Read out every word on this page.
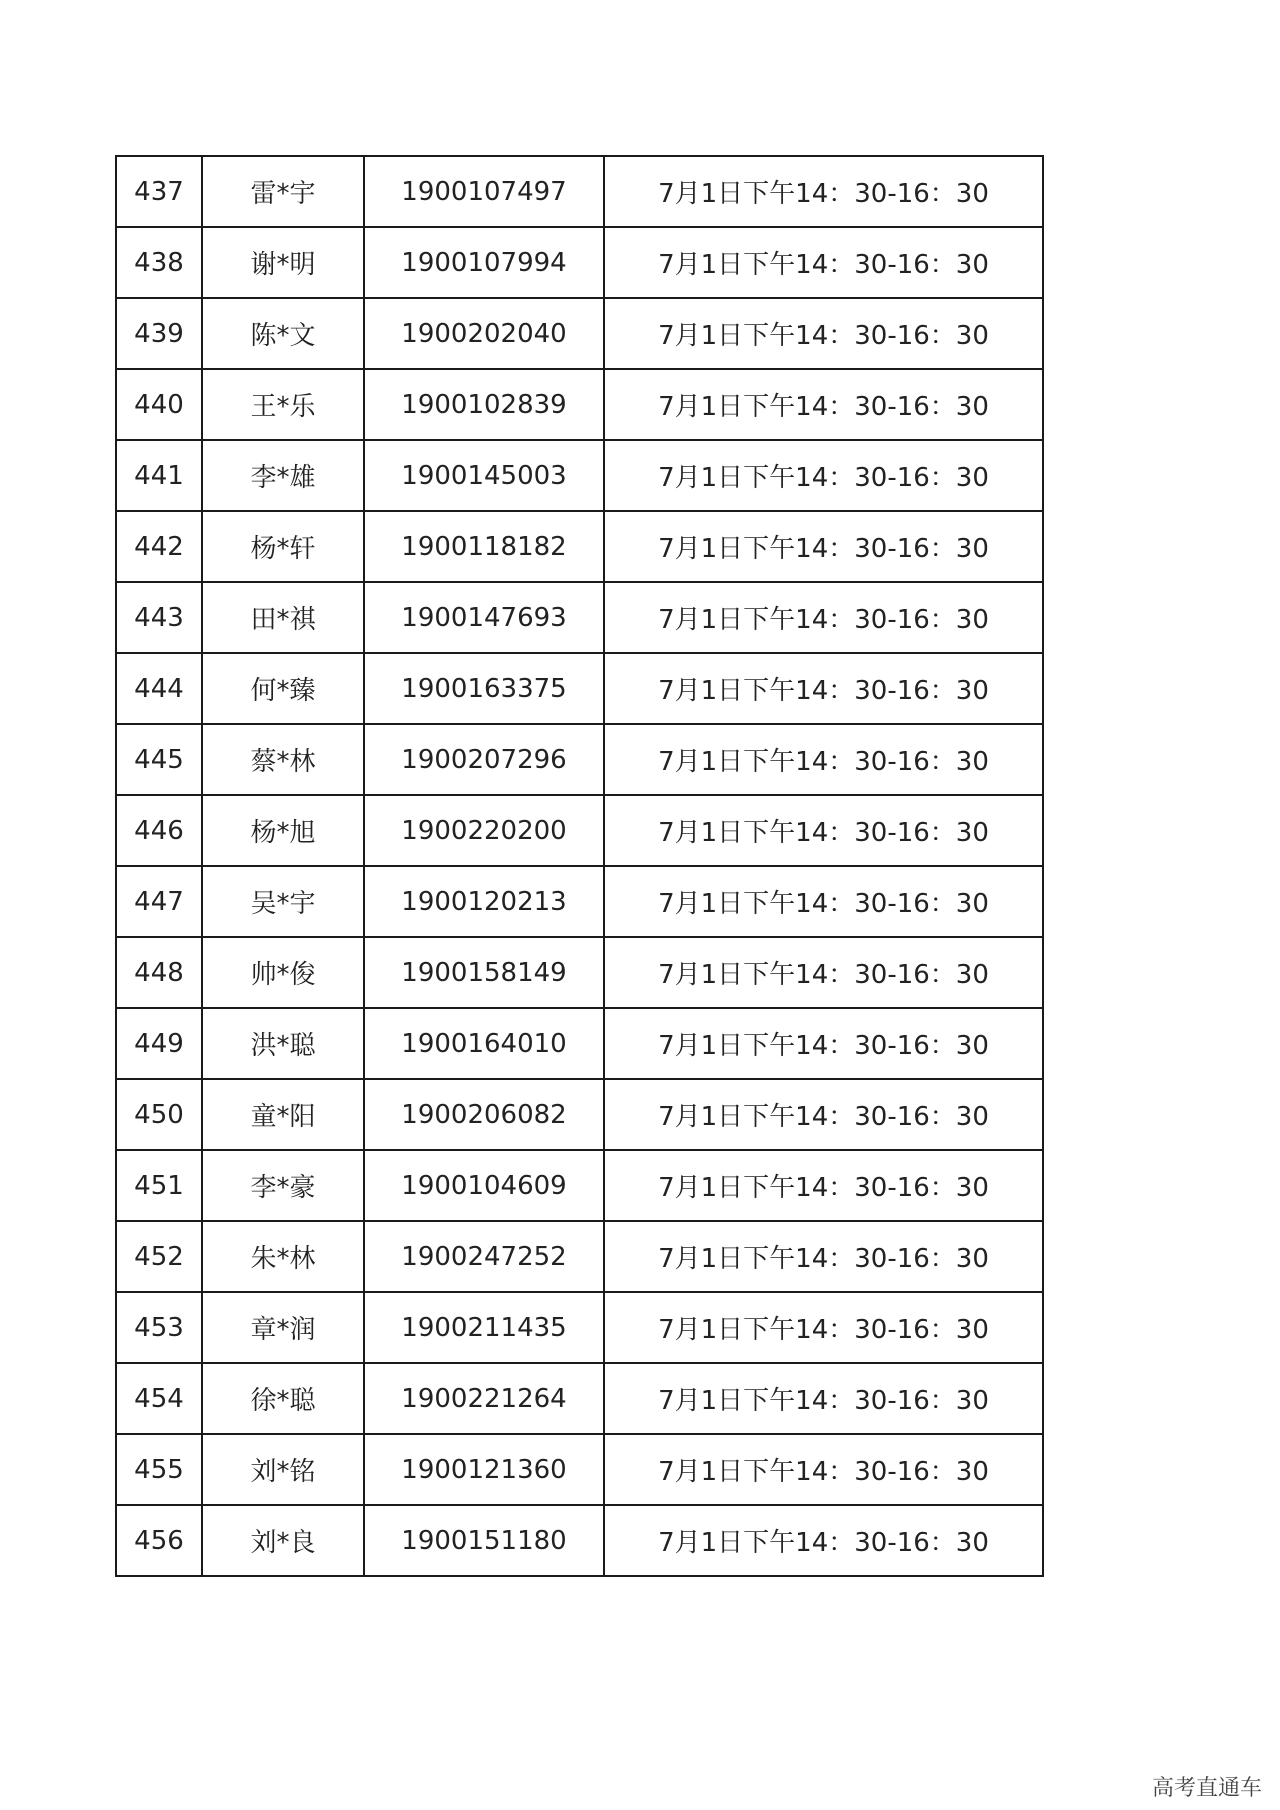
437	雷*宇	1900107497	7月1日下午14：30-16：30
438	谢*明	1900107994	7月1日下午14：30-16：30
439	陈*文	1900202040	7月1日下午14：30-16：30
440	王*乐	1900102839	7月1日下午14：30-16：30
441	李*雄	1900145003	7月1日下午14：30-16：30
442	杨*轩	1900118182	7月1日下午14：30-16：30
443	田*祺	1900147693	7月1日下午14：30-16：30
444	何*臻	1900163375	7月1日下午14：30-16：30
445	蔡*林	1900207296	7月1日下午14：30-16：30
446	杨*旭	1900220200	7月1日下午14：30-16：30
447	吴*宇	1900120213	7月1日下午14：30-16：30
448	帅*俊	1900158149	7月1日下午14：30-16：30
449	洪*聪	1900164010	7月1日下午14：30-16：30
450	童*阳	1900206082	7月1日下午14：30-16：30
451	李*豪	1900104609	7月1日下午14：30-16：30
452	朱*林	1900247252	7月1日下午14：30-16：30
453	章*润	1900211435	7月1日下午14：30-16：30
454	徐*聪	1900221264	7月1日下午14：30-16：30
455	刘*铭	1900121360	7月1日下午14：30-16：30
456	刘*良	1900151180	7月1日下午14：30-16：30
高考直通车
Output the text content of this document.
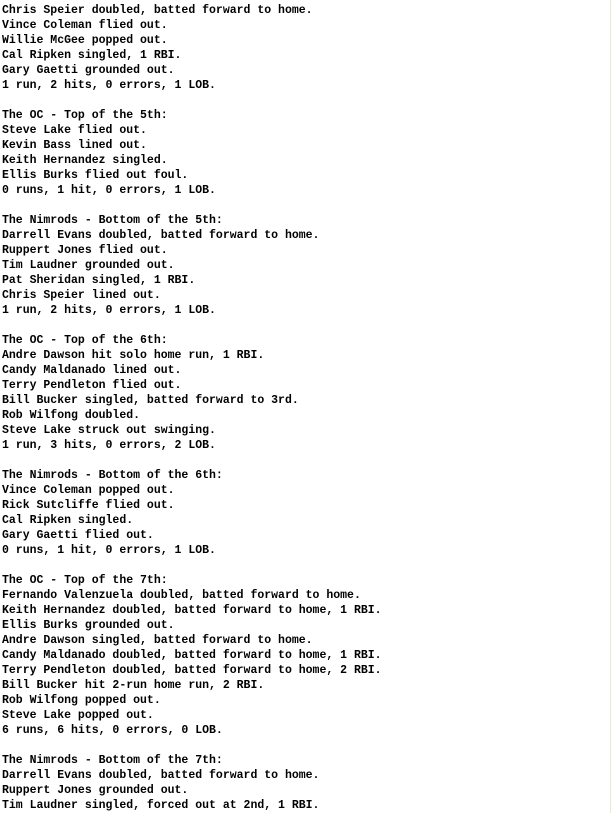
Chris Speier doubled, batted forward to home.
Vince Coleman flied out.
Willie McGee popped out.
Cal Ripken singled, 1 RBI.
Gary Gaetti grounded out.
1 run, 2 hits, 0 errors, 1 LOB.
The OC - Top of the 5th:
Steve Lake flied out.
Kevin Bass lined out.
Keith Hernandez singled.
Ellis Burks flied out foul.
0 runs, 1 hit, 0 errors, 1 LOB.
The Nimrods - Bottom of the 5th:
Darrell Evans doubled, batted forward to home.
Ruppert Jones flied out.
Tim Laudner grounded out.
Pat Sheridan singled, 1 RBI.
Chris Speier lined out.
1 run, 2 hits, 0 errors, 1 LOB.
The OC - Top of the 6th:
Andre Dawson hit solo home run, 1 RBI.
Candy Maldanado lined out.
Terry Pendleton flied out.
Bill Bucker singled, batted forward to 3rd.
Rob Wilfong doubled.
Steve Lake struck out swinging.
1 run, 3 hits, 0 errors, 2 LOB.
The Nimrods - Bottom of the 6th:
Vince Coleman popped out.
Rick Sutcliffe flied out.
Cal Ripken singled.
Gary Gaetti flied out.
0 runs, 1 hit, 0 errors, 1 LOB.
The OC - Top of the 7th:
Fernando Valenzuela doubled, batted forward to home.
Keith Hernandez doubled, batted forward to home, 1 RBI.
Ellis Burks grounded out.
Andre Dawson singled, batted forward to home.
Candy Maldanado doubled, batted forward to home, 1 RBI.
Terry Pendleton doubled, batted forward to home, 2 RBI.
Bill Bucker hit 2-run home run, 2 RBI.
Rob Wilfong popped out.
Steve Lake popped out.
6 runs, 6 hits, 0 errors, 0 LOB.
The Nimrods - Bottom of the 7th:
Darrell Evans doubled, batted forward to home.
Ruppert Jones grounded out.
Tim Laudner singled, forced out at 2nd, 1 RBI.
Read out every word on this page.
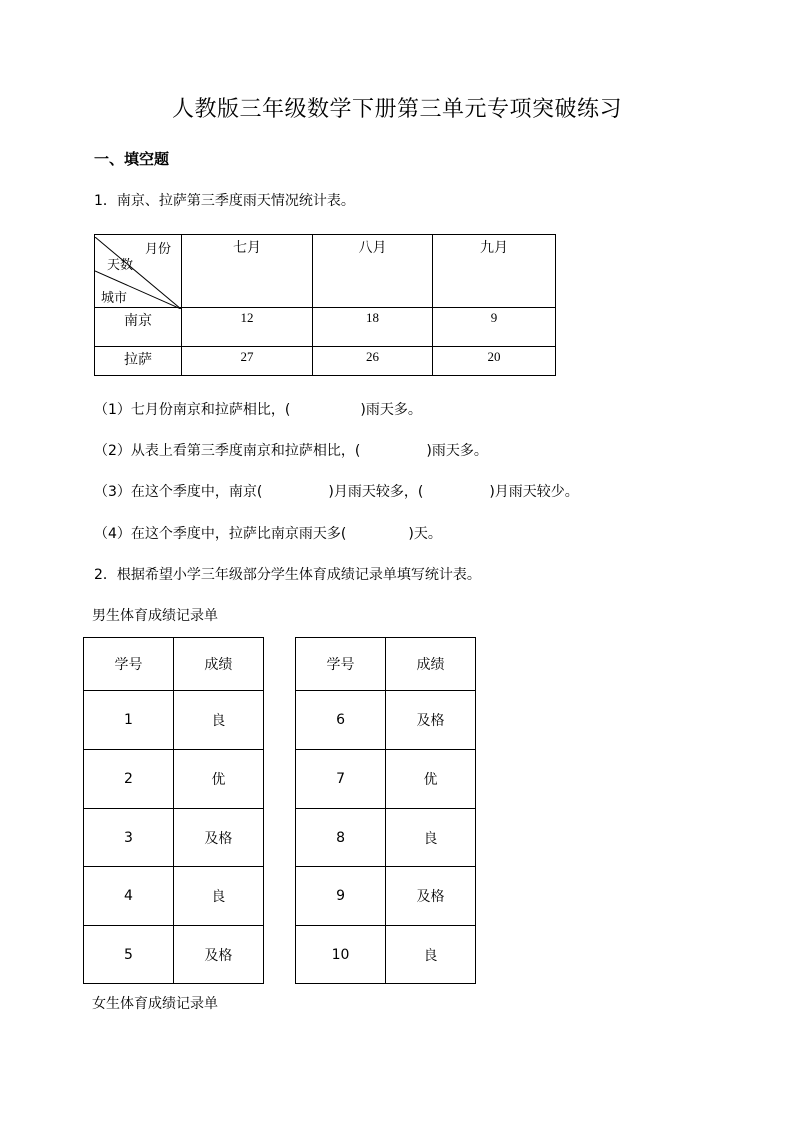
人教版三年级数学下册第三单元专项突破练习
一、填空题
1．南京、拉萨第三季度雨天情况统计表。
月份
天数
城市	七月	八月	九月
南京	12	18	9
拉萨	27	26	20
（1）七月份南京和拉萨相比，(	)雨天多。
（2）从表上看第三季度南京和拉萨相比，(	)雨天多。
（3）在这个季度中，南京(	)月雨天较多，(	)月雨天较少。
（4）在这个季度中，拉萨比南京雨天多(	)天。
2．根据希望小学三年级部分学生体育成绩记录单填写统计表。
男生体育成绩记录单
学号	成绩		学号	成绩
1	良		6	及格
2	优		7	优
3	及格		8	良
4	良		9	及格
5	及格		10	良
女生体育成绩记录单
- - - - -
### Problem statement
Retype the records above exactly, starting at the line that contains "Output the text content of this document." and going through the last line, and leave out any pictures.

### Solution to this exercise
Output the text content of this document.
Chris Speier doubled, batted forward to home.
Vince Coleman flied out.
Willie McGee popped out.
Cal Ripken singled, 1 RBI.
Gary Gaetti grounded out.
1 run, 2 hits, 0 errors, 1 LOB.
The OC - Top of the 5th:
Steve Lake flied out.
Kevin Bass lined out.
Keith Hernandez singled.
Ellis Burks flied out foul.
0 runs, 1 hit, 0 errors, 1 LOB.
The Nimrods - Bottom of the 5th:
Darrell Evans doubled, batted forward to home.
Ruppert Jones flied out.
Tim Laudner grounded out.
Pat Sheridan singled, 1 RBI.
Chris Speier lined out.
1 run, 2 hits, 0 errors, 1 LOB.
The OC - Top of the 6th:
Andre Dawson hit solo home run, 1 RBI.
Candy Maldanado lined out.
Terry Pendleton flied out.
Bill Bucker singled, batted forward to 3rd.
Rob Wilfong doubled.
Steve Lake struck out swinging.
1 run, 3 hits, 0 errors, 2 LOB.
The Nimrods - Bottom of the 6th:
Vince Coleman popped out.
Rick Sutcliffe flied out.
Cal Ripken singled.
Gary Gaetti flied out.
0 runs, 1 hit, 0 errors, 1 LOB.
The OC - Top of the 7th:
Fernando Valenzuela doubled, batted forward to home.
Keith Hernandez doubled, batted forward to home, 1 RBI.
Ellis Burks grounded out.
Andre Dawson singled, batted forward to home.
Candy Maldanado doubled, batted forward to home, 1 RBI.
Terry Pendleton doubled, batted forward to home, 2 RBI.
Bill Bucker hit 2-run home run, 2 RBI.
Rob Wilfong popped out.
Steve Lake popped out.
6 runs, 6 hits, 0 errors, 0 LOB.
The Nimrods - Bottom of the 7th:
Darrell Evans doubled, batted forward to home.
Ruppert Jones grounded out.
Tim Laudner singled, forced out at 2nd, 1 RBI.
Read out every word on this page.
人教版三年级数学下册第三单元专项突破练习
一、填空题
1．南京、拉萨第三季度雨天情况统计表。
月份
天数
城市	七月	八月	九月
南京	12	18	9
拉萨	27	26	20
（1）七月份南京和拉萨相比，(	)雨天多。
（2）从表上看第三季度南京和拉萨相比，(	)雨天多。
（3）在这个季度中，南京(	)月雨天较多，(	)月雨天较少。
（4）在这个季度中，拉萨比南京雨天多(	)天。
2．根据希望小学三年级部分学生体育成绩记录单填写统计表。
男生体育成绩记录单
学号	成绩		学号	成绩
1	良		6	及格
2	优		7	优
3	及格		8	良
4	良		9	及格
5	及格		10	良
女生体育成绩记录单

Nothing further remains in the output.